-- Exercise directions --
Lines with the word "athletes" are the ones wanted. Copy each of them from the entries below.

-- Supplied data --
★ ★ ★ ★
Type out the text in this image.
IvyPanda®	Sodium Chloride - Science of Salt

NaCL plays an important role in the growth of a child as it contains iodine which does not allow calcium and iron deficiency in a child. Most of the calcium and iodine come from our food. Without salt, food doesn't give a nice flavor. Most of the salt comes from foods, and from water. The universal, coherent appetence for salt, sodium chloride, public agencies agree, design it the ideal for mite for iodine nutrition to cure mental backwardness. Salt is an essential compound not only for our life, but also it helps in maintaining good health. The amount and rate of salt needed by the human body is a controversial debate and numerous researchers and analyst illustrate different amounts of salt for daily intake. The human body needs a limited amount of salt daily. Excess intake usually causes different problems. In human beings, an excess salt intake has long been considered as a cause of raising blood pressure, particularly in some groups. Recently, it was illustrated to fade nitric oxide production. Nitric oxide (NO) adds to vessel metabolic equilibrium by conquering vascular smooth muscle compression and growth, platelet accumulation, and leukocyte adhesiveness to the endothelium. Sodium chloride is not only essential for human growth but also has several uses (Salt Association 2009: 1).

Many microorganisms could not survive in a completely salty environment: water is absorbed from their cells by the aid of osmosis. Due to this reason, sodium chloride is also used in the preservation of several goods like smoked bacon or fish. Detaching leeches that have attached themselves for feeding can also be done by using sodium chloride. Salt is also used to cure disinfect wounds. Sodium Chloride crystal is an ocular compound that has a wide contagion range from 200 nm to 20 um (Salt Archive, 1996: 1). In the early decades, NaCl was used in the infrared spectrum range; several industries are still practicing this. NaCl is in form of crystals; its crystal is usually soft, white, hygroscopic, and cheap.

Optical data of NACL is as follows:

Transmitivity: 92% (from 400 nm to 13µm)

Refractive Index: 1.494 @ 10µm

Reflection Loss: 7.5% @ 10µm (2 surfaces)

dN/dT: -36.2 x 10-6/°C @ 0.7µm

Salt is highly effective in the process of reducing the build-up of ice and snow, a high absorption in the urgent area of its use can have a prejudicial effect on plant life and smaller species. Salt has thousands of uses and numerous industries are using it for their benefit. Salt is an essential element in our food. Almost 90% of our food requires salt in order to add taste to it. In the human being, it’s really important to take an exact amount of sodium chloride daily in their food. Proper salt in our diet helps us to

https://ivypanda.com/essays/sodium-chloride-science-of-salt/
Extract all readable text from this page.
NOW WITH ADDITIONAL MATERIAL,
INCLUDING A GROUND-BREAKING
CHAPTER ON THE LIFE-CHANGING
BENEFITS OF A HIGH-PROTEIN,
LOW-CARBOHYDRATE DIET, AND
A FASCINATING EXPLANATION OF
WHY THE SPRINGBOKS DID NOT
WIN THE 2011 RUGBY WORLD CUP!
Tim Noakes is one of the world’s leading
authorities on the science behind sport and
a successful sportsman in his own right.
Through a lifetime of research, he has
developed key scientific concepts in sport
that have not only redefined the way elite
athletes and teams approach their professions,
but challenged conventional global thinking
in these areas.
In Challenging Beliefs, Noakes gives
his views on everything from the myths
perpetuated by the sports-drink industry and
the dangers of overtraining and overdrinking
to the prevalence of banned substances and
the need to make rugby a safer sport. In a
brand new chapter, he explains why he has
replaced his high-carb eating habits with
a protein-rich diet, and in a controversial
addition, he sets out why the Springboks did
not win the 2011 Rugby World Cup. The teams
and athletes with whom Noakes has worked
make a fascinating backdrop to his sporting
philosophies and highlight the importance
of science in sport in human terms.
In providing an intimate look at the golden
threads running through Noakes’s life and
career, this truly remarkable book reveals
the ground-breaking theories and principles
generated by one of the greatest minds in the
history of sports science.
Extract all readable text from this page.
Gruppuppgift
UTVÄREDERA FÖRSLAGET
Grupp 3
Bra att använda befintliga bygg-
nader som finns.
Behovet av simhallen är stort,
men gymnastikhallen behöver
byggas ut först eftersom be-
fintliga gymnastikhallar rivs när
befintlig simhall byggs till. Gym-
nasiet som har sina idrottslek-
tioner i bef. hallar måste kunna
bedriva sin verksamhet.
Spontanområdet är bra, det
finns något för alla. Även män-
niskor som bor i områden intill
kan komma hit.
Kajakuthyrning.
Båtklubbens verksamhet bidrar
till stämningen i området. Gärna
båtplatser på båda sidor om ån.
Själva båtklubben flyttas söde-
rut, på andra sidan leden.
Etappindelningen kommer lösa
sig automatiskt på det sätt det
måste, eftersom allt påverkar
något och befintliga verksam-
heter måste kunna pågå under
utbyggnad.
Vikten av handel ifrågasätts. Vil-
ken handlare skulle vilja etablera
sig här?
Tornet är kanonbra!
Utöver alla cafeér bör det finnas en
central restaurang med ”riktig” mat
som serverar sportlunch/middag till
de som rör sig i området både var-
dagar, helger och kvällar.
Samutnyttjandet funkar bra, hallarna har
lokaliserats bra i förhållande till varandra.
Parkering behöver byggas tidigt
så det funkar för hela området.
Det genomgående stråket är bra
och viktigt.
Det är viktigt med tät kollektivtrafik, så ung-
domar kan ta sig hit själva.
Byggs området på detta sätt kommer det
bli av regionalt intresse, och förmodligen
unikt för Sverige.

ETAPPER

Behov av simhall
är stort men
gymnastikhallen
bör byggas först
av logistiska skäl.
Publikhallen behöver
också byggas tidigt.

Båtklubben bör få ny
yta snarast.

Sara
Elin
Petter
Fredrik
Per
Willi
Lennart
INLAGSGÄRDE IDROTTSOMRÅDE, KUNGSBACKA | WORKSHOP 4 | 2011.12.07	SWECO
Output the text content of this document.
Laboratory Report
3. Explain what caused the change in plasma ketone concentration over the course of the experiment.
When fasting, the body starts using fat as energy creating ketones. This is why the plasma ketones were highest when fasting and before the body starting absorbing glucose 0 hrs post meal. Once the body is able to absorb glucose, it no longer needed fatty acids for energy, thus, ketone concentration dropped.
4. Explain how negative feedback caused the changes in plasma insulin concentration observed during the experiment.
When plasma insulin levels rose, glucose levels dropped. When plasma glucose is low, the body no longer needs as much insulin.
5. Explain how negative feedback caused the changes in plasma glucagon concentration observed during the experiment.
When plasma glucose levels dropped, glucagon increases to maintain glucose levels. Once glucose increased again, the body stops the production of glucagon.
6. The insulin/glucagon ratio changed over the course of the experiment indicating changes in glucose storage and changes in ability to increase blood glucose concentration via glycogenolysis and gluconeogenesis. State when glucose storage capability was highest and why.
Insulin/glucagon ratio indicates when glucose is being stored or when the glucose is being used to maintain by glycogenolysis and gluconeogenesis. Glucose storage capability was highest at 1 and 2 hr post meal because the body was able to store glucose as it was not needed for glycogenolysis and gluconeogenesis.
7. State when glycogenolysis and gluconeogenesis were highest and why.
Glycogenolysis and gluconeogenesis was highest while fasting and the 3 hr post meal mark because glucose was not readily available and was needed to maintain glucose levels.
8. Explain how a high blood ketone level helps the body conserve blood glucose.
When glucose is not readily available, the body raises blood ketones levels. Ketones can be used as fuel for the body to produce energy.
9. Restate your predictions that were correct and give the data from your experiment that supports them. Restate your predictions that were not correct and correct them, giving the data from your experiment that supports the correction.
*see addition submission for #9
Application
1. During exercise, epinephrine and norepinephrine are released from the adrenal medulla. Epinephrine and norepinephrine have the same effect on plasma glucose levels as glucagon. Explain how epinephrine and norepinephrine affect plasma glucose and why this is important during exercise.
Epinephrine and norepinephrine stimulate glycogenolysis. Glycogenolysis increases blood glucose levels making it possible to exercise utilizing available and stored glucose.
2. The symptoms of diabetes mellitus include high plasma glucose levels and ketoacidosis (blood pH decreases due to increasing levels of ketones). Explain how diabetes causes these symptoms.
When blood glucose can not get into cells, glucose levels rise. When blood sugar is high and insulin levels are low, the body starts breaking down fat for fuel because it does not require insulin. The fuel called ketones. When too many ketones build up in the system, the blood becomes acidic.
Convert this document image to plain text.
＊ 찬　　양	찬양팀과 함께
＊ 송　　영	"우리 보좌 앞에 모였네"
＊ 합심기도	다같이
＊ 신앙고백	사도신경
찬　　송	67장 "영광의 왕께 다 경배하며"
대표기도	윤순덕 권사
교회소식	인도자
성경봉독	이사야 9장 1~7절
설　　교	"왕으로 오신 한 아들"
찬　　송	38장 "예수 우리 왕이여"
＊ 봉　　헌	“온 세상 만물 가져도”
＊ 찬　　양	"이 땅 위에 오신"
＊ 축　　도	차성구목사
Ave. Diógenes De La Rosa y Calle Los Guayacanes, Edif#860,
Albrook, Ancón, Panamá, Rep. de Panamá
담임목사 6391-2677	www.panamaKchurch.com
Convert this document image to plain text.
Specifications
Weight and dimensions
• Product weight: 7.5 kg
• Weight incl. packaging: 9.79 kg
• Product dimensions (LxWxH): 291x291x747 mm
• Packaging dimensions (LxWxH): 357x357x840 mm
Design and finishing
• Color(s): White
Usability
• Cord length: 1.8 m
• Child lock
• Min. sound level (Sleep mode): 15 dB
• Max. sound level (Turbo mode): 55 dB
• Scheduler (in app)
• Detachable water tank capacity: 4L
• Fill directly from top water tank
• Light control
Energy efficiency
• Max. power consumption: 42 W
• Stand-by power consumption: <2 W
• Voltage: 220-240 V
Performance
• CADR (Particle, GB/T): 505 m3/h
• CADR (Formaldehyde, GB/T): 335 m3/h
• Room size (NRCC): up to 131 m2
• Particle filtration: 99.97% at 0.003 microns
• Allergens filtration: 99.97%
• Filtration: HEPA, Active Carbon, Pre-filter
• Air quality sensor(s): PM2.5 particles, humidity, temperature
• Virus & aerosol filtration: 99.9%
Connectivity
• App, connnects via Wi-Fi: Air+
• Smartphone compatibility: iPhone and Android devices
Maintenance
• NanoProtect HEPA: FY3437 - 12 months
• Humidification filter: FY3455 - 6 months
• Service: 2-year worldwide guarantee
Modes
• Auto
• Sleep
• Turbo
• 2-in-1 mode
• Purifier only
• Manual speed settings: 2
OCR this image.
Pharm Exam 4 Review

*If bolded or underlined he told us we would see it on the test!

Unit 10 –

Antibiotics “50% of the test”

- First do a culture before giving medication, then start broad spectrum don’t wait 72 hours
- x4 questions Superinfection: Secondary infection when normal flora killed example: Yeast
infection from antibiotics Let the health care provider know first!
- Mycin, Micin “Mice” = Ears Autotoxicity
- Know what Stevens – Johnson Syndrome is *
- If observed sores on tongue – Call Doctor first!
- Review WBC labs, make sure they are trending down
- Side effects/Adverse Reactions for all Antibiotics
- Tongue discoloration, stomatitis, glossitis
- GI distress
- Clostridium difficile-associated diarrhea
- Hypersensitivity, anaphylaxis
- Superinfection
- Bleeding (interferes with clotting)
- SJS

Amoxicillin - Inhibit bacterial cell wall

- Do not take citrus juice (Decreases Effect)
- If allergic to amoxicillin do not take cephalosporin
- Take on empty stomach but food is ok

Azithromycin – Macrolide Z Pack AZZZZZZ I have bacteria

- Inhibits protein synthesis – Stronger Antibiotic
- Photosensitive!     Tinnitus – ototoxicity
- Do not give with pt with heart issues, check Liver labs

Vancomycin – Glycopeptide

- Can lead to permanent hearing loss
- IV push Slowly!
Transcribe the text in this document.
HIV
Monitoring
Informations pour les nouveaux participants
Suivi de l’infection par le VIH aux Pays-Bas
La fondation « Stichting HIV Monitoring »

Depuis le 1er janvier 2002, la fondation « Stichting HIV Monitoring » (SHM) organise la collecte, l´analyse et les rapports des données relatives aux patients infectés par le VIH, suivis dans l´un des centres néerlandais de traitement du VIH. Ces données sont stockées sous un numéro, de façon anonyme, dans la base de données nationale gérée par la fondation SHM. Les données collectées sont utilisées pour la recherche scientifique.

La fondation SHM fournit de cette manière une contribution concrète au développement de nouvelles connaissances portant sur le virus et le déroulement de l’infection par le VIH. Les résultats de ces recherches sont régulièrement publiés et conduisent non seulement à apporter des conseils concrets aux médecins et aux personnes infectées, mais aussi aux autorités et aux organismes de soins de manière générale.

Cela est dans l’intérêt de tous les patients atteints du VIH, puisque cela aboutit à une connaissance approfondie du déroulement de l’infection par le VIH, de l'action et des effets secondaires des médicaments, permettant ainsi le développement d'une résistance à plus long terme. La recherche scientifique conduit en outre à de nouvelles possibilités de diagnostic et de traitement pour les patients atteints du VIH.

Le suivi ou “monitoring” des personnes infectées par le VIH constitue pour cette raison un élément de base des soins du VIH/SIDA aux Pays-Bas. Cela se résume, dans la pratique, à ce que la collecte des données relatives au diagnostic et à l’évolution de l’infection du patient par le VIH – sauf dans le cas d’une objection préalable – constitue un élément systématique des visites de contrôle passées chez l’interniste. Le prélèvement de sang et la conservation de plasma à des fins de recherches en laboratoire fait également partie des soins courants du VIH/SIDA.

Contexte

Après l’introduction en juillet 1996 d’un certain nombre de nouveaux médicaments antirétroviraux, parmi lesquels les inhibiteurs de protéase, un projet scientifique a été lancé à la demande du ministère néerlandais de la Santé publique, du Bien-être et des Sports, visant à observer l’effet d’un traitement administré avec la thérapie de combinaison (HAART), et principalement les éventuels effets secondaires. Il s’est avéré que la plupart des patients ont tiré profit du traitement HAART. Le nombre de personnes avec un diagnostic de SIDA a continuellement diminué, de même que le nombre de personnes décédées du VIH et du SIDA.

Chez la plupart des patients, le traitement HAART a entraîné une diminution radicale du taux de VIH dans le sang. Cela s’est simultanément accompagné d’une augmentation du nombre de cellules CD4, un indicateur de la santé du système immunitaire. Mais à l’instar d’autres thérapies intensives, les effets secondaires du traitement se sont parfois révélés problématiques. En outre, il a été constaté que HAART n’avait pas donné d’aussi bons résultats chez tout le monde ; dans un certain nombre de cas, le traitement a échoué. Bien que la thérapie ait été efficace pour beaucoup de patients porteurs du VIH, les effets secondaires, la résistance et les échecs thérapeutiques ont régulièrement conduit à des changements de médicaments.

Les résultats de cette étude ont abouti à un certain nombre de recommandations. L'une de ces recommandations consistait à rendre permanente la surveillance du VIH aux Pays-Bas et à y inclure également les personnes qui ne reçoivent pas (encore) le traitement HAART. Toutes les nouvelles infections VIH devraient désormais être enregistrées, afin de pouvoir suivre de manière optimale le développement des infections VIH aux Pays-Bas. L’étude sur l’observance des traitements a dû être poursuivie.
★ ★ ★ ★
-- Response to the exercise --
athletes and teams approach their professions,
and athletes with whom Noakes has worked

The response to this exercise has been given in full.